_GOAL_. Write out exactly the lines below that run from the line containing "Read out every word on this page." through the last line of the records.

_PROVIDED DATA_.
_ _ _

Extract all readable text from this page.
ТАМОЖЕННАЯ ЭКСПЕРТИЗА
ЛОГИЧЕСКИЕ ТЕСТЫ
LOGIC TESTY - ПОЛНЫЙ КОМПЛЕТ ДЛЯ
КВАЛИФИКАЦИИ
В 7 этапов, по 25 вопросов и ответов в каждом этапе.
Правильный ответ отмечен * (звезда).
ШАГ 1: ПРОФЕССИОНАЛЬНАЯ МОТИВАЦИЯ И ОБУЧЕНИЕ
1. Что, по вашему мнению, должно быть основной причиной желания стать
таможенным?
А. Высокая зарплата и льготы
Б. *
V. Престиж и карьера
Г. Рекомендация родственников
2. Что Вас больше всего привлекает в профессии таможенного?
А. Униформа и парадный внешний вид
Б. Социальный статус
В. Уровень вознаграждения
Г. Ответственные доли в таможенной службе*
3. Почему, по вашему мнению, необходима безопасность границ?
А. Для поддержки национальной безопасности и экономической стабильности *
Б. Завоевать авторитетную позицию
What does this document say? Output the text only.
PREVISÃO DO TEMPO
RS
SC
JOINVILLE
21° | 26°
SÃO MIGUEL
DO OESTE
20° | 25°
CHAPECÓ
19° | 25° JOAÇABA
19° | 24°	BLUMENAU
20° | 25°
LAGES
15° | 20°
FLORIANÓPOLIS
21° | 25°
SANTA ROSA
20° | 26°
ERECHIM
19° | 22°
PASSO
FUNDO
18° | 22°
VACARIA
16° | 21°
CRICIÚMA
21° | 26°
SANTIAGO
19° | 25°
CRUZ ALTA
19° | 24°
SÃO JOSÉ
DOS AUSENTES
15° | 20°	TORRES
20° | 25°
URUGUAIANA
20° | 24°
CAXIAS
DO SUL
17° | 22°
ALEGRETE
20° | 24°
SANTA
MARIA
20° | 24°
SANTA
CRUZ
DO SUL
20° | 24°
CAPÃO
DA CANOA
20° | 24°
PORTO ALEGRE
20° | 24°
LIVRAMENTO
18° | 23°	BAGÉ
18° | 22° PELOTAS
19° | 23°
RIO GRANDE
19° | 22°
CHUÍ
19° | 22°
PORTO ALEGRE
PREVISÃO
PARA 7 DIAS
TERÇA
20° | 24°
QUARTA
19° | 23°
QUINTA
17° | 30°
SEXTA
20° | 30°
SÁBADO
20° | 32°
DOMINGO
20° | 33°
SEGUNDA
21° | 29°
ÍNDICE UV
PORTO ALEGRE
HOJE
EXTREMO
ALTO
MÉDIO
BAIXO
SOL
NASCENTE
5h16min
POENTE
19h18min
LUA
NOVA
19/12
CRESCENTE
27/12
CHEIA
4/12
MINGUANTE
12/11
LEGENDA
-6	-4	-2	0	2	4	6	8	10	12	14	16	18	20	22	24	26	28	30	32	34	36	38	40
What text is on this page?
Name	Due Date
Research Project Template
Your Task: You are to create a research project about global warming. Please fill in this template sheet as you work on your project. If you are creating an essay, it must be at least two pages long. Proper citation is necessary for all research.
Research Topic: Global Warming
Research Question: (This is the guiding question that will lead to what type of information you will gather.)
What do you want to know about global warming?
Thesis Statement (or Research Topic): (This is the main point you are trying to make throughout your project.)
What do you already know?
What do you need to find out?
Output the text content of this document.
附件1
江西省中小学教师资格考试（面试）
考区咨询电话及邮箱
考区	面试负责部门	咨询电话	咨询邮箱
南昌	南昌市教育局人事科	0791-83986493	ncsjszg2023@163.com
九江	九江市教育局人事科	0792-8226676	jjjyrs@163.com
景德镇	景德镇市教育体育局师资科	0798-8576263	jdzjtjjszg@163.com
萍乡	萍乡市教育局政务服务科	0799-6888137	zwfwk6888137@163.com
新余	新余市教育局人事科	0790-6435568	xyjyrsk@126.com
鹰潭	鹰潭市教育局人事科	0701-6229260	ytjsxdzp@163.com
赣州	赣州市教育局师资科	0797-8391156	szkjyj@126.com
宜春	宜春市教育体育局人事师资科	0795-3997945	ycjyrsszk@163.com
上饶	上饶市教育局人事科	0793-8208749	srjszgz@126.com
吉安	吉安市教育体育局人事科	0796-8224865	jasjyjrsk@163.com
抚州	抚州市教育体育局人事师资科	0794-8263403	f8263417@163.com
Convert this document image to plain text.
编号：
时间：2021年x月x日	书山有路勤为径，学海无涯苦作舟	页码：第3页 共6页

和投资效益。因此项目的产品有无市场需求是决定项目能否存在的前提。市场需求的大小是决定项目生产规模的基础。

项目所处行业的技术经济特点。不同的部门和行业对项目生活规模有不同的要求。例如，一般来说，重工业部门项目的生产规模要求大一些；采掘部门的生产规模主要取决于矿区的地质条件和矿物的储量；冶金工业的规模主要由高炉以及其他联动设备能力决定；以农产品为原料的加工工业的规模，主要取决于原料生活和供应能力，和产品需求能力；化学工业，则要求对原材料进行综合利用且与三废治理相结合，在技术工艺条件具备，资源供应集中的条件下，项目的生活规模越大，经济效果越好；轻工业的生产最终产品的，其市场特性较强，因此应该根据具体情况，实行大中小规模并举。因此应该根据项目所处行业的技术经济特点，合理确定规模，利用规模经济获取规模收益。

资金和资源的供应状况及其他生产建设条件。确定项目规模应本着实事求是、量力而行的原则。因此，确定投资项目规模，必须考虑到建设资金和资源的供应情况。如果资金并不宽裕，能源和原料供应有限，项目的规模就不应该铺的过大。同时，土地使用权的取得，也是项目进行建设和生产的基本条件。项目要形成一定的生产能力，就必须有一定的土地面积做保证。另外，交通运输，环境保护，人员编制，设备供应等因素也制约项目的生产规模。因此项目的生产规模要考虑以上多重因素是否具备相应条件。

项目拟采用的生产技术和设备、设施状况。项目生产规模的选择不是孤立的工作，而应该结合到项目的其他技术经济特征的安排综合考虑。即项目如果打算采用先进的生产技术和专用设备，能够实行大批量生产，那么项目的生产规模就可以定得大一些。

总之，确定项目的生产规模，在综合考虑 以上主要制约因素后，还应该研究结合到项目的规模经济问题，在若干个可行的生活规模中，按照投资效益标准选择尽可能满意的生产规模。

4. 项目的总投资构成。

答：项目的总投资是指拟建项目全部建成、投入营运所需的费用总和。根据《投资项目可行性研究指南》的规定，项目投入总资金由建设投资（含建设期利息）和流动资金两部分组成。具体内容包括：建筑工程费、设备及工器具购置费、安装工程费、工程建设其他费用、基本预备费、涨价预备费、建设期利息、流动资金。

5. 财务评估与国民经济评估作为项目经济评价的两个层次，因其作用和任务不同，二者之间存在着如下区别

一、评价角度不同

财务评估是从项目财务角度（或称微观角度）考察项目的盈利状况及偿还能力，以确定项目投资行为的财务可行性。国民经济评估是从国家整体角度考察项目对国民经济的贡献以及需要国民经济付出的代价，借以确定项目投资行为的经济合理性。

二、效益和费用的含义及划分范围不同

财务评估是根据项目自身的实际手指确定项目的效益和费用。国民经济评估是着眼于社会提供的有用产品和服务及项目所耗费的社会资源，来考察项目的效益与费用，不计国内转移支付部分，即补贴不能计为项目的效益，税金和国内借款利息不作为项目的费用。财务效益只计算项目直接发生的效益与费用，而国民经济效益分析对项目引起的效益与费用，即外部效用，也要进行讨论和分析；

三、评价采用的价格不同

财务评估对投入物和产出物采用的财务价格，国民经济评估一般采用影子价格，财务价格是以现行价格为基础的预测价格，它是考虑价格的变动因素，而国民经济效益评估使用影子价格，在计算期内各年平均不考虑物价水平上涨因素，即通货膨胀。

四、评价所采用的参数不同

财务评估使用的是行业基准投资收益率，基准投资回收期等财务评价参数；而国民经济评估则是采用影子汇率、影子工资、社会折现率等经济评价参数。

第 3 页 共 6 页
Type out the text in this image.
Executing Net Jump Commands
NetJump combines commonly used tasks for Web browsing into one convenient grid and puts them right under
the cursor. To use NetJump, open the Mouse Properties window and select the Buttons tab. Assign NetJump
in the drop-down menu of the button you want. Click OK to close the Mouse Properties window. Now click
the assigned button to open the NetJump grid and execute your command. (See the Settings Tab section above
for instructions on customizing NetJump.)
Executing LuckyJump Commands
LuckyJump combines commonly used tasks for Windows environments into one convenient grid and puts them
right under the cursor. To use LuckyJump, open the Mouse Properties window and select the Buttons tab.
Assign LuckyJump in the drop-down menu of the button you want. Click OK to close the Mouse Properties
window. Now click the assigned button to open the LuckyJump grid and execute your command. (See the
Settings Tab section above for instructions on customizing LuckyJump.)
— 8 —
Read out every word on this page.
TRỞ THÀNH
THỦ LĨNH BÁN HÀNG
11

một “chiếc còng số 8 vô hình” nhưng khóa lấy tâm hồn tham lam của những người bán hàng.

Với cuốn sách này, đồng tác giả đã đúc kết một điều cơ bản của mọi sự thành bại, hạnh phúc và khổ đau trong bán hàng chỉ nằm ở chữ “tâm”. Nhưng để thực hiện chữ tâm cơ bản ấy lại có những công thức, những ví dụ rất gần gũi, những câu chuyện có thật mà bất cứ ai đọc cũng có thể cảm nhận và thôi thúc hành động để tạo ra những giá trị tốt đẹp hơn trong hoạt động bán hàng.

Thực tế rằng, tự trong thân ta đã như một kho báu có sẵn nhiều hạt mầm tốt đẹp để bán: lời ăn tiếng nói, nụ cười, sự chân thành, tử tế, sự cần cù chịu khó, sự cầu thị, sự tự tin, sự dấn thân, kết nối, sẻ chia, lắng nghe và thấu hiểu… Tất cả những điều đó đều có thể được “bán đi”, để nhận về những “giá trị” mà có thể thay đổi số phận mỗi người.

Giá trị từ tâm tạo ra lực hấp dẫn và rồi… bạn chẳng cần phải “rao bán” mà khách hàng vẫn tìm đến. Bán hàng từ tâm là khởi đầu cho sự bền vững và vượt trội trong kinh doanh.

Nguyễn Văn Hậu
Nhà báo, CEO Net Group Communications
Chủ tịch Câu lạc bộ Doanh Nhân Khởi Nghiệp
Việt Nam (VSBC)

_ _ _

_TASK OUTPUT_.
Read out every word on this page.
TRỞ THÀNH
THỦ LĨNH BÁN HÀNG
11

một “chiếc còng số 8 vô hình” nhưng khóa lấy tâm hồn tham lam của những người bán hàng.

Với cuốn sách này, đồng tác giả đã đúc kết một điều cơ bản của mọi sự thành bại, hạnh phúc và khổ đau trong bán hàng chỉ nằm ở chữ “tâm”. Nhưng để thực hiện chữ tâm cơ bản ấy lại có những công thức, những ví dụ rất gần gũi, những câu chuyện có thật mà bất cứ ai đọc cũng có thể cảm nhận và thôi thúc hành động để tạo ra những giá trị tốt đẹp hơn trong hoạt động bán hàng.

Thực tế rằng, tự trong thân ta đã như một kho báu có sẵn nhiều hạt mầm tốt đẹp để bán: lời ăn tiếng nói, nụ cười, sự chân thành, tử tế, sự cần cù chịu khó, sự cầu thị, sự tự tin, sự dấn thân, kết nối, sẻ chia, lắng nghe và thấu hiểu… Tất cả những điều đó đều có thể được “bán đi”, để nhận về những “giá trị” mà có thể thay đổi số phận mỗi người.

Giá trị từ tâm tạo ra lực hấp dẫn và rồi… bạn chẳng cần phải “rao bán” mà khách hàng vẫn tìm đến. Bán hàng từ tâm là khởi đầu cho sự bền vững và vượt trội trong kinh doanh.

Nguyễn Văn Hậu
Nhà báo, CEO Net Group Communications
Chủ tịch Câu lạc bộ Doanh Nhân Khởi Nghiệp
Việt Nam (VSBC)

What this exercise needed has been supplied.